## STATED PROBLEM
Print the entries verbatim, leaving out the images they contain.

(Entries with figure data)
>> START

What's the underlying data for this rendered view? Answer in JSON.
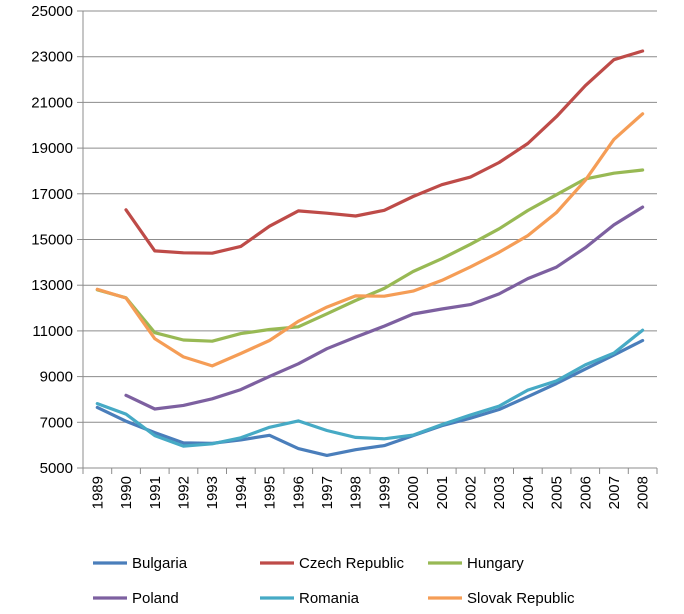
{
  "chart_data": {
    "type": "line",
    "title": "",
    "xlabel": "",
    "ylabel": "",
    "x": [
      "1989",
      "1990",
      "1991",
      "1992",
      "1993",
      "1994",
      "1995",
      "1996",
      "1997",
      "1998",
      "1999",
      "2000",
      "2001",
      "2002",
      "2003",
      "2004",
      "2005",
      "2006",
      "2007",
      "2008"
    ],
    "ylim": [
      5000,
      25000
    ],
    "yticks": [
      5000,
      7000,
      9000,
      11000,
      13000,
      15000,
      17000,
      19000,
      21000,
      23000,
      25000
    ],
    "grid": "horizontal",
    "legend_position": "bottom",
    "series": [
      {
        "name": "Bulgaria",
        "color": "#4a7ebb",
        "values": [
          7650,
          7050,
          6550,
          6100,
          6080,
          6230,
          6430,
          5850,
          5550,
          5800,
          5980,
          6420,
          6850,
          7180,
          7560,
          8120,
          8700,
          9330,
          9940,
          10580
        ]
      },
      {
        "name": "Czech Republic",
        "color": "#be4b48",
        "values": [
          null,
          16300,
          14500,
          14420,
          14400,
          14700,
          15580,
          16250,
          16150,
          16030,
          16280,
          16880,
          17400,
          17730,
          18370,
          19200,
          20380,
          21730,
          22870,
          23250
        ]
      },
      {
        "name": "Hungary",
        "color": "#98b954",
        "values": [
          12800,
          12450,
          10920,
          10600,
          10550,
          10880,
          11060,
          11180,
          11750,
          12330,
          12860,
          13600,
          14160,
          14790,
          15470,
          16270,
          16960,
          17650,
          17900,
          18040
        ]
      },
      {
        "name": "Poland",
        "color": "#7d60a0",
        "values": [
          null,
          8180,
          7580,
          7740,
          8030,
          8430,
          9010,
          9560,
          10220,
          10730,
          11210,
          11740,
          11960,
          12150,
          12620,
          13290,
          13790,
          14640,
          15640,
          16420
        ]
      },
      {
        "name": "Romania",
        "color": "#46aac5",
        "values": [
          7820,
          7360,
          6420,
          5960,
          6060,
          6320,
          6780,
          7060,
          6640,
          6340,
          6280,
          6440,
          6900,
          7320,
          7710,
          8410,
          8810,
          9510,
          10030,
          11030
        ]
      },
      {
        "name": "Slovak Republic",
        "color": "#f59d56",
        "values": [
          12820,
          12440,
          10660,
          9860,
          9470,
          10010,
          10580,
          11420,
          12040,
          12530,
          12520,
          12740,
          13210,
          13800,
          14440,
          15170,
          16180,
          17590,
          19380,
          20500
        ]
      }
    ]
  }
}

>> END

## EXERCISE RESPONSE
What's the underlying data for this rendered view? Answer in JSON.
{
  "chart_data": {
    "type": "line",
    "title": "",
    "xlabel": "",
    "ylabel": "",
    "x": [
      "1989",
      "1990",
      "1991",
      "1992",
      "1993",
      "1994",
      "1995",
      "1996",
      "1997",
      "1998",
      "1999",
      "2000",
      "2001",
      "2002",
      "2003",
      "2004",
      "2005",
      "2006",
      "2007",
      "2008"
    ],
    "ylim": [
      5000,
      25000
    ],
    "yticks": [
      5000,
      7000,
      9000,
      11000,
      13000,
      15000,
      17000,
      19000,
      21000,
      23000,
      25000
    ],
    "grid": "horizontal",
    "legend_position": "bottom",
    "series": [
      {
        "name": "Bulgaria",
        "color": "#4a7ebb",
        "values": [
          7650,
          7050,
          6550,
          6100,
          6080,
          6230,
          6430,
          5850,
          5550,
          5800,
          5980,
          6420,
          6850,
          7180,
          7560,
          8120,
          8700,
          9330,
          9940,
          10580
        ]
      },
      {
        "name": "Czech Republic",
        "color": "#be4b48",
        "values": [
          null,
          16300,
          14500,
          14420,
          14400,
          14700,
          15580,
          16250,
          16150,
          16030,
          16280,
          16880,
          17400,
          17730,
          18370,
          19200,
          20380,
          21730,
          22870,
          23250
        ]
      },
      {
        "name": "Hungary",
        "color": "#98b954",
        "values": [
          12800,
          12450,
          10920,
          10600,
          10550,
          10880,
          11060,
          11180,
          11750,
          12330,
          12860,
          13600,
          14160,
          14790,
          15470,
          16270,
          16960,
          17650,
          17900,
          18040
        ]
      },
      {
        "name": "Poland",
        "color": "#7d60a0",
        "values": [
          null,
          8180,
          7580,
          7740,
          8030,
          8430,
          9010,
          9560,
          10220,
          10730,
          11210,
          11740,
          11960,
          12150,
          12620,
          13290,
          13790,
          14640,
          15640,
          16420
        ]
      },
      {
        "name": "Romania",
        "color": "#46aac5",
        "values": [
          7820,
          7360,
          6420,
          5960,
          6060,
          6320,
          6780,
          7060,
          6640,
          6340,
          6280,
          6440,
          6900,
          7320,
          7710,
          8410,
          8810,
          9510,
          10030,
          11030
        ]
      },
      {
        "name": "Slovak Republic",
        "color": "#f59d56",
        "values": [
          12820,
          12440,
          10660,
          9860,
          9470,
          10010,
          10580,
          11420,
          12040,
          12530,
          12520,
          12740,
          13210,
          13800,
          14440,
          15170,
          16180,
          17590,
          19380,
          20500
        ]
      }
    ]
  }
}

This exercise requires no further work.